**DIRECTION:**
Will you transcribe the entries that follow, exactly and in full?

**EXCERPTED RECORDS:**

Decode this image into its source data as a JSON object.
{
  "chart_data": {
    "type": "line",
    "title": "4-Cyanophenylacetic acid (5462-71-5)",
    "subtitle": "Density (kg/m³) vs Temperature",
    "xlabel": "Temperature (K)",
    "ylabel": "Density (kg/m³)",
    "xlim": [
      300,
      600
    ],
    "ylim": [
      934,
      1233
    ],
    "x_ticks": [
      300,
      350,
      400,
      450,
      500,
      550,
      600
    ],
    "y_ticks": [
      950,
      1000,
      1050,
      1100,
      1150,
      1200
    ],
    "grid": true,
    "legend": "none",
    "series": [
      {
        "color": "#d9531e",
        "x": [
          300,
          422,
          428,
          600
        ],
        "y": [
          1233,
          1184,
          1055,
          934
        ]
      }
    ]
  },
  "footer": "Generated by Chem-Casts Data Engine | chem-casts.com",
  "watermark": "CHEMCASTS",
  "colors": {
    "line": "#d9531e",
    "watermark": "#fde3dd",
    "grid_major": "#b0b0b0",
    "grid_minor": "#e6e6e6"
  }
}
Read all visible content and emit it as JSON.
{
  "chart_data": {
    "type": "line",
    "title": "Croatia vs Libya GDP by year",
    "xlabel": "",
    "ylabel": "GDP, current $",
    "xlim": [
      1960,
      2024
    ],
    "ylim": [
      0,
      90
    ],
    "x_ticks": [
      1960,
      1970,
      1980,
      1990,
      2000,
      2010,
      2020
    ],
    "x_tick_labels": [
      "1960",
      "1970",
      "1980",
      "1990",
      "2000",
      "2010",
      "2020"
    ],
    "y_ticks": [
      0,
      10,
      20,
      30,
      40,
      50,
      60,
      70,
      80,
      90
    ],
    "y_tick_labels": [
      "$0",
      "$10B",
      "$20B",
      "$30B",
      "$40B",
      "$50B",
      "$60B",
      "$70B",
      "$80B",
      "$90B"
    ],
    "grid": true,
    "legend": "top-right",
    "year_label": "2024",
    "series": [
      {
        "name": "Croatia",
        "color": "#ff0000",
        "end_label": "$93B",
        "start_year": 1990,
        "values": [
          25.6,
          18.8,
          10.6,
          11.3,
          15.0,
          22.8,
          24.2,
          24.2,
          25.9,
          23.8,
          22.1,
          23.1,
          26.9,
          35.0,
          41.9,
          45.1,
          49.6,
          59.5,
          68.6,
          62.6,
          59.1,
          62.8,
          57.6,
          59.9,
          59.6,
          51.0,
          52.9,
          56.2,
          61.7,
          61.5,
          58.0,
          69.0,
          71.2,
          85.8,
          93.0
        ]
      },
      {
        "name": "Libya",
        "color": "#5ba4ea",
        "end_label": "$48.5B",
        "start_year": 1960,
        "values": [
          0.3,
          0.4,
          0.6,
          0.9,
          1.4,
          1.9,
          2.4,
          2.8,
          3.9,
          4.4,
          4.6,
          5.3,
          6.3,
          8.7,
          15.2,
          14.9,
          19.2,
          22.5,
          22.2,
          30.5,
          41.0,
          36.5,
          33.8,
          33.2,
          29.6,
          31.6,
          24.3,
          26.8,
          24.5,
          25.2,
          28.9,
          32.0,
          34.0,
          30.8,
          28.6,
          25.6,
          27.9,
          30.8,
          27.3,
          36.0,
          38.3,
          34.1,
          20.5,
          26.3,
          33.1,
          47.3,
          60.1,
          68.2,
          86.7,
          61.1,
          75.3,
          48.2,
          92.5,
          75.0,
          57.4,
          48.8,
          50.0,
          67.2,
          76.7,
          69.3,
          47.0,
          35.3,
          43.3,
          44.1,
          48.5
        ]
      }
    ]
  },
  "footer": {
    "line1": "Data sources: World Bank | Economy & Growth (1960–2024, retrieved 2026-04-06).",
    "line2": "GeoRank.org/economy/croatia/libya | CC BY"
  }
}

**COMPLETED EXERCISE:**
Decode this image into its source data as a JSON object.
{
  "chart_data": {
    "type": "line",
    "title": "4-Cyanophenylacetic acid (5462-71-5)",
    "subtitle": "Density (kg/m³) vs Temperature",
    "xlabel": "Temperature (K)",
    "ylabel": "Density (kg/m³)",
    "xlim": [
      300,
      600
    ],
    "ylim": [
      934,
      1233
    ],
    "x_ticks": [
      300,
      350,
      400,
      450,
      500,
      550,
      600
    ],
    "y_ticks": [
      950,
      1000,
      1050,
      1100,
      1150,
      1200
    ],
    "grid": true,
    "legend": "none",
    "series": [
      {
        "color": "#d9531e",
        "x": [
          300,
          422,
          428,
          600
        ],
        "y": [
          1233,
          1184,
          1055,
          934
        ]
      }
    ]
  },
  "footer": "Generated by Chem-Casts Data Engine | chem-casts.com",
  "watermark": "CHEMCASTS",
  "colors": {
    "line": "#d9531e",
    "watermark": "#fde3dd",
    "grid_major": "#b0b0b0",
    "grid_minor": "#e6e6e6"
  }
}
Read all visible content and emit it as JSON.
{
  "chart_data": {
    "type": "line",
    "title": "Croatia vs Libya GDP by year",
    "xlabel": "",
    "ylabel": "GDP, current $",
    "xlim": [
      1960,
      2024
    ],
    "ylim": [
      0,
      90
    ],
    "x_ticks": [
      1960,
      1970,
      1980,
      1990,
      2000,
      2010,
      2020
    ],
    "x_tick_labels": [
      "1960",
      "1970",
      "1980",
      "1990",
      "2000",
      "2010",
      "2020"
    ],
    "y_ticks": [
      0,
      10,
      20,
      30,
      40,
      50,
      60,
      70,
      80,
      90
    ],
    "y_tick_labels": [
      "$0",
      "$10B",
      "$20B",
      "$30B",
      "$40B",
      "$50B",
      "$60B",
      "$70B",
      "$80B",
      "$90B"
    ],
    "grid": true,
    "legend": "top-right",
    "year_label": "2024",
    "series": [
      {
        "name": "Croatia",
        "color": "#ff0000",
        "end_label": "$93B",
        "start_year": 1990,
        "values": [
          25.6,
          18.8,
          10.6,
          11.3,
          15.0,
          22.8,
          24.2,
          24.2,
          25.9,
          23.8,
          22.1,
          23.1,
          26.9,
          35.0,
          41.9,
          45.1,
          49.6,
          59.5,
          68.6,
          62.6,
          59.1,
          62.8,
          57.6,
          59.9,
          59.6,
          51.0,
          52.9,
          56.2,
          61.7,
          61.5,
          58.0,
          69.0,
          71.2,
          85.8,
          93.0
        ]
      },
      {
        "name": "Libya",
        "color": "#5ba4ea",
        "end_label": "$48.5B",
        "start_year": 1960,
        "values": [
          0.3,
          0.4,
          0.6,
          0.9,
          1.4,
          1.9,
          2.4,
          2.8,
          3.9,
          4.4,
          4.6,
          5.3,
          6.3,
          8.7,
          15.2,
          14.9,
          19.2,
          22.5,
          22.2,
          30.5,
          41.0,
          36.5,
          33.8,
          33.2,
          29.6,
          31.6,
          24.3,
          26.8,
          24.5,
          25.2,
          28.9,
          32.0,
          34.0,
          30.8,
          28.6,
          25.6,
          27.9,
          30.8,
          27.3,
          36.0,
          38.3,
          34.1,
          20.5,
          26.3,
          33.1,
          47.3,
          60.1,
          68.2,
          86.7,
          61.1,
          75.3,
          48.2,
          92.5,
          75.0,
          57.4,
          48.8,
          50.0,
          67.2,
          76.7,
          69.3,
          47.0,
          35.3,
          43.3,
          44.1,
          48.5
        ]
      }
    ]
  },
  "footer": {
    "line1": "Data sources: World Bank | Economy & Growth (1960–2024, retrieved 2026-04-06).",
    "line2": "GeoRank.org/economy/croatia/libya | CC BY"
  }
}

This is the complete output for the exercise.